# WHAT THE EXERCISE ASKS
Output the material below unchanged, apart from leaving out the pictures.

--- Start ---

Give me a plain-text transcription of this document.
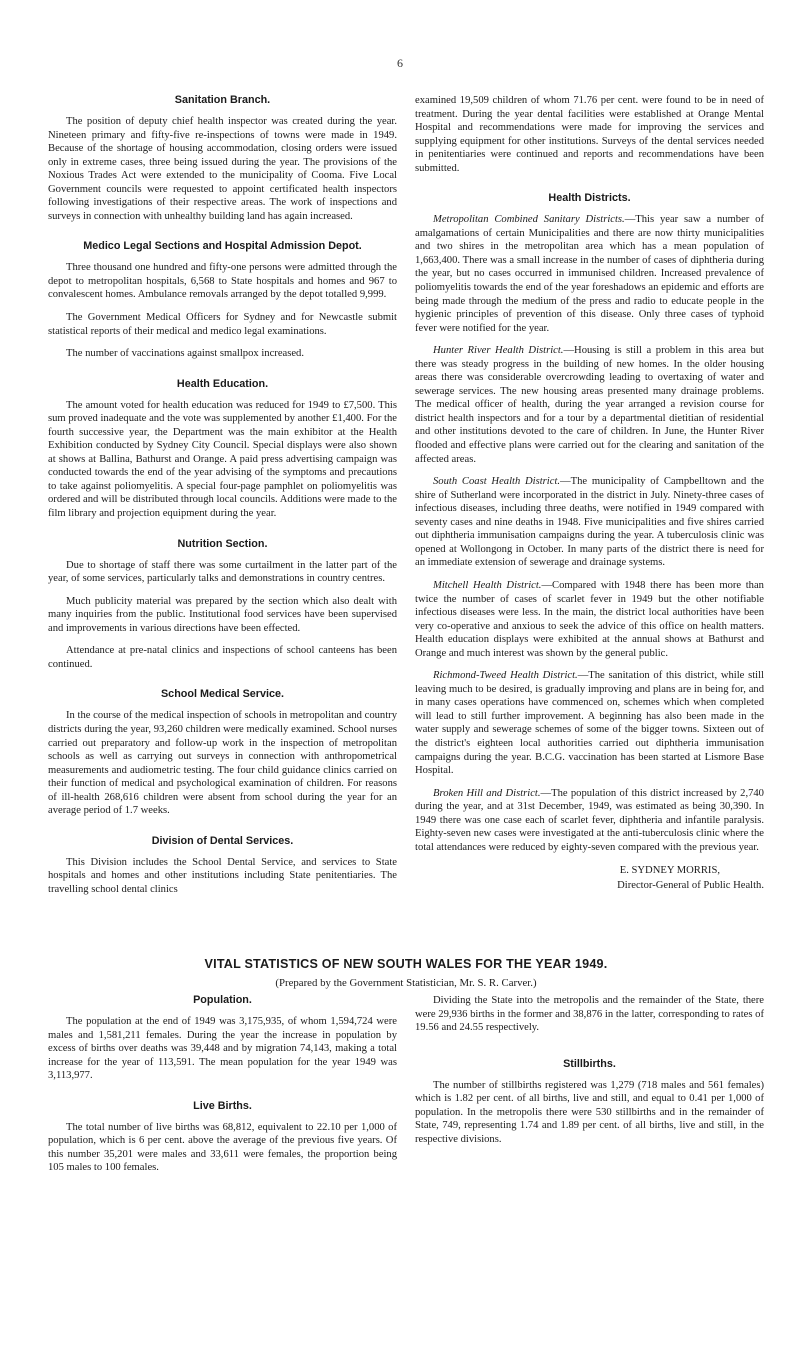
6
Sanitation Branch.

The position of deputy chief health inspector was created during the year. Nineteen primary and fifty-five re-inspections of towns were made in 1949. Because of the shortage of housing accommodation, closing orders were issued only in extreme cases, three being issued during the year. The provisions of the Noxious Trades Act were extended to the municipality of Cooma. Five Local Government councils were requested to appoint certificated health inspectors following investigations of their respective areas. The work of inspections and surveys in connection with unhealthy building land has again increased.

Medico Legal Sections and Hospital Admission Depot.

Three thousand one hundred and fifty-one persons were admitted through the depot to metropolitan hospitals, 6,568 to State hospitals and homes and 967 to convalescent homes. Ambulance removals arranged by the depot totalled 9,999.

The Government Medical Officers for Sydney and for Newcastle submit statistical reports of their medical and medico legal examinations.

The number of vaccinations against smallpox increased.

Health Education.

The amount voted for health education was reduced for 1949 to £7,500. This sum proved inadequate and the vote was supplemented by another £1,400. For the fourth successive year, the Department was the main exhibitor at the Health Exhibition conducted by Sydney City Council. Special displays were also shown at shows at Ballina, Bathurst and Orange. A paid press advertising campaign was conducted towards the end of the year advising of the symptoms and precautions to take against poliomyelitis. A special four-page pamphlet on poliomyelitis was ordered and will be distributed through local councils. Additions were made to the film library and projection equipment during the year.

Nutrition Section.

Due to shortage of staff there was some curtailment in the latter part of the year, of some services, particularly talks and demonstrations in country centres.

Much publicity material was prepared by the section which also dealt with many inquiries from the public. Institutional food services have been supervised and improvements in various directions have been effected.

Attendance at pre-natal clinics and inspections of school canteens has been continued.

School Medical Service.

In the course of the medical inspection of schools in metropolitan and country districts during the year, 93,260 children were medically examined. School nurses carried out preparatory and follow-up work in the inspection of metropolitan schools as well as carrying out surveys in connection with anthropometrical measurements and audiometric testing. The four child guidance clinics carried on their function of medical and psychological examination of children. For reasons of ill-health 268,616 children were absent from school during the year for an average period of 1.7 weeks.

Division of Dental Services.

This Division includes the School Dental Service, and services to State hospitals and homes and other institutions including State penitentiaries. The travelling school dental clinics

examined 19,509 children of whom 71.76 per cent. were found to be in need of treatment. During the year dental facilities were established at Orange Mental Hospital and recommendations were made for improving the services and supplying equipment for other institutions. Surveys of the dental services needed in penitentiaries were continued and reports and recommendations have been submitted.

Health Districts.

Metropolitan Combined Sanitary Districts.—This year saw a number of amalgamations of certain Municipalities and there are now thirty municipalities and two shires in the metropolitan area which has a mean population of 1,663,400. There was a small increase in the number of cases of diphtheria during the year, but no cases occurred in immunised children. Increased prevalence of poliomyelitis towards the end of the year foreshadows an epidemic and efforts are being made through the medium of the press and radio to educate people in the hygienic principles of prevention of this disease. Only three cases of typhoid fever were notified for the year.

Hunter River Health District.—Housing is still a problem in this area but there was steady progress in the building of new homes. In the older housing areas there was considerable overcrowding leading to overtaxing of water and sewerage services. The new housing areas presented many drainage problems. The medical officer of health, during the year arranged a revision course for district health inspectors and for a tour by a departmental dietitian of residential and other institutions devoted to the care of children. In June, the Hunter River flooded and effective plans were carried out for the clearing and sanitation of the affected areas.

South Coast Health District.—The municipality of Campbelltown and the shire of Sutherland were incorporated in the district in July. Ninety-three cases of infectious diseases, including three deaths, were notified in 1949 compared with seventy cases and nine deaths in 1948. Five municipalities and five shires carried out diphtheria immunisation campaigns during the year. A tuberculosis clinic was opened at Wollongong in October. In many parts of the district there is need for an immediate extension of sewerage and drainage systems.

Mitchell Health District.—Compared with 1948 there has been more than twice the number of cases of scarlet fever in 1949 but the other notifiable infectious diseases were less. In the main, the district local authorities have been very co-operative and anxious to seek the advice of this office on health matters. Health education displays were exhibited at the annual shows at Bathurst and Orange and much interest was shown by the general public.

Richmond-Tweed Health District.—The sanitation of this district, while still leaving much to be desired, is gradually improving and plans are in being for, and in many cases operations have commenced on, schemes which when completed will lead to still further improvement. A beginning has also been made in the water supply and sewerage schemes of some of the bigger towns. Sixteen out of the district's eighteen local authorities carried out diphtheria immunisation campaigns during the year. B.C.G. vaccination has been started at Lismore Base Hospital.

Broken Hill and District.—The population of this district increased by 2,740 during the year, and at 31st December, 1949, was estimated as being 30,390. In 1949 there was one case each of scarlet fever, diphtheria and infantile paralysis. Eighty-seven new cases were investigated at the anti-tuberculosis clinic where the total attendances were reduced by eighty-seven compared with the previous year.

E. SYDNEY MORRIS,
Director-General of Public Health.
VITAL STATISTICS OF NEW SOUTH WALES FOR THE YEAR 1949.
(Prepared by the Government Statistician, Mr. S. R. Carver.)
Population.

The population at the end of 1949 was 3,175,935, of whom 1,594,724 were males and 1,581,211 females. During the year the increase in population by excess of births over deaths was 39,448 and by migration 74,143, making a total increase for the year of 113,591. The mean population for the year 1949 was 3,113,977.

Live Births.

The total number of live births was 68,812, equivalent to 22.10 per 1,000 of population, which is 6 per cent. above the average of the previous five years. Of this number 35,201 were males and 33,611 were females, the proportion being 105 males to 100 females.

Dividing the State into the metropolis and the remainder of the State, there were 29,936 births in the former and 38,876 in the latter, corresponding to rates of 19.56 and 24.55 respectively.

Stillbirths.

The number of stillbirths registered was 1,279 (718 males and 561 females) which is 1.82 per cent. of all births, live and still, and equal to 0.41 per 1,000 of population. In the metropolis there were 530 stillbirths and in the remainder of State, 749, representing 1.74 and 1.89 per cent. of all births, live and still, in the respective divisions.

--- End ---

# SOLUTION TO THIS TASK
Give me a plain-text transcription of this document.
6
Sanitation Branch.

The position of deputy chief health inspector was created during the year. Nineteen primary and fifty-five re-inspections of towns were made in 1949. Because of the shortage of housing accommodation, closing orders were issued only in extreme cases, three being issued during the year. The provisions of the Noxious Trades Act were extended to the municipality of Cooma. Five Local Government councils were requested to appoint certificated health inspectors following investigations of their respective areas. The work of inspections and surveys in connection with unhealthy building land has again increased.

Medico Legal Sections and Hospital Admission Depot.

Three thousand one hundred and fifty-one persons were admitted through the depot to metropolitan hospitals, 6,568 to State hospitals and homes and 967 to convalescent homes. Ambulance removals arranged by the depot totalled 9,999.

The Government Medical Officers for Sydney and for Newcastle submit statistical reports of their medical and medico legal examinations.

The number of vaccinations against smallpox increased.

Health Education.

The amount voted for health education was reduced for 1949 to £7,500. This sum proved inadequate and the vote was supplemented by another £1,400. For the fourth successive year, the Department was the main exhibitor at the Health Exhibition conducted by Sydney City Council. Special displays were also shown at shows at Ballina, Bathurst and Orange. A paid press advertising campaign was conducted towards the end of the year advising of the symptoms and precautions to take against poliomyelitis. A special four-page pamphlet on poliomyelitis was ordered and will be distributed through local councils. Additions were made to the film library and projection equipment during the year.

Nutrition Section.

Due to shortage of staff there was some curtailment in the latter part of the year, of some services, particularly talks and demonstrations in country centres.

Much publicity material was prepared by the section which also dealt with many inquiries from the public. Institutional food services have been supervised and improvements in various directions have been effected.

Attendance at pre-natal clinics and inspections of school canteens has been continued.

School Medical Service.

In the course of the medical inspection of schools in metropolitan and country districts during the year, 93,260 children were medically examined. School nurses carried out preparatory and follow-up work in the inspection of metropolitan schools as well as carrying out surveys in connection with anthropometrical measurements and audiometric testing. The four child guidance clinics carried on their function of medical and psychological examination of children. For reasons of ill-health 268,616 children were absent from school during the year for an average period of 1.7 weeks.

Division of Dental Services.

This Division includes the School Dental Service, and services to State hospitals and homes and other institutions including State penitentiaries. The travelling school dental clinics

examined 19,509 children of whom 71.76 per cent. were found to be in need of treatment. During the year dental facilities were established at Orange Mental Hospital and recommendations were made for improving the services and supplying equipment for other institutions. Surveys of the dental services needed in penitentiaries were continued and reports and recommendations have been submitted.

Health Districts.

Metropolitan Combined Sanitary Districts.—This year saw a number of amalgamations of certain Municipalities and there are now thirty municipalities and two shires in the metropolitan area which has a mean population of 1,663,400. There was a small increase in the number of cases of diphtheria during the year, but no cases occurred in immunised children. Increased prevalence of poliomyelitis towards the end of the year foreshadows an epidemic and efforts are being made through the medium of the press and radio to educate people in the hygienic principles of prevention of this disease. Only three cases of typhoid fever were notified for the year.

Hunter River Health District.—Housing is still a problem in this area but there was steady progress in the building of new homes. In the older housing areas there was considerable overcrowding leading to overtaxing of water and sewerage services. The new housing areas presented many drainage problems. The medical officer of health, during the year arranged a revision course for district health inspectors and for a tour by a departmental dietitian of residential and other institutions devoted to the care of children. In June, the Hunter River flooded and effective plans were carried out for the clearing and sanitation of the affected areas.

South Coast Health District.—The municipality of Campbelltown and the shire of Sutherland were incorporated in the district in July. Ninety-three cases of infectious diseases, including three deaths, were notified in 1949 compared with seventy cases and nine deaths in 1948. Five municipalities and five shires carried out diphtheria immunisation campaigns during the year. A tuberculosis clinic was opened at Wollongong in October. In many parts of the district there is need for an immediate extension of sewerage and drainage systems.

Mitchell Health District.—Compared with 1948 there has been more than twice the number of cases of scarlet fever in 1949 but the other notifiable infectious diseases were less. In the main, the district local authorities have been very co-operative and anxious to seek the advice of this office on health matters. Health education displays were exhibited at the annual shows at Bathurst and Orange and much interest was shown by the general public.

Richmond-Tweed Health District.—The sanitation of this district, while still leaving much to be desired, is gradually improving and plans are in being for, and in many cases operations have commenced on, schemes which when completed will lead to still further improvement. A beginning has also been made in the water supply and sewerage schemes of some of the bigger towns. Sixteen out of the district's eighteen local authorities carried out diphtheria immunisation campaigns during the year. B.C.G. vaccination has been started at Lismore Base Hospital.

Broken Hill and District.—The population of this district increased by 2,740 during the year, and at 31st December, 1949, was estimated as being 30,390. In 1949 there was one case each of scarlet fever, diphtheria and infantile paralysis. Eighty-seven new cases were investigated at the anti-tuberculosis clinic where the total attendances were reduced by eighty-seven compared with the previous year.

E. SYDNEY MORRIS,
Director-General of Public Health.
VITAL STATISTICS OF NEW SOUTH WALES FOR THE YEAR 1949.
(Prepared by the Government Statistician, Mr. S. R. Carver.)
Population.

The population at the end of 1949 was 3,175,935, of whom 1,594,724 were males and 1,581,211 females. During the year the increase in population by excess of births over deaths was 39,448 and by migration 74,143, making a total increase for the year of 113,591. The mean population for the year 1949 was 3,113,977.

Live Births.

The total number of live births was 68,812, equivalent to 22.10 per 1,000 of population, which is 6 per cent. above the average of the previous five years. Of this number 35,201 were males and 33,611 were females, the proportion being 105 males to 100 females.

Dividing the State into the metropolis and the remainder of the State, there were 29,936 births in the former and 38,876 in the latter, corresponding to rates of 19.56 and 24.55 respectively.

Stillbirths.

The number of stillbirths registered was 1,279 (718 males and 561 females) which is 1.82 per cent. of all births, live and still, and equal to 0.41 per 1,000 of population. In the metropolis there were 530 stillbirths and in the remainder of State, 749, representing 1.74 and 1.89 per cent. of all births, live and still, in the respective divisions.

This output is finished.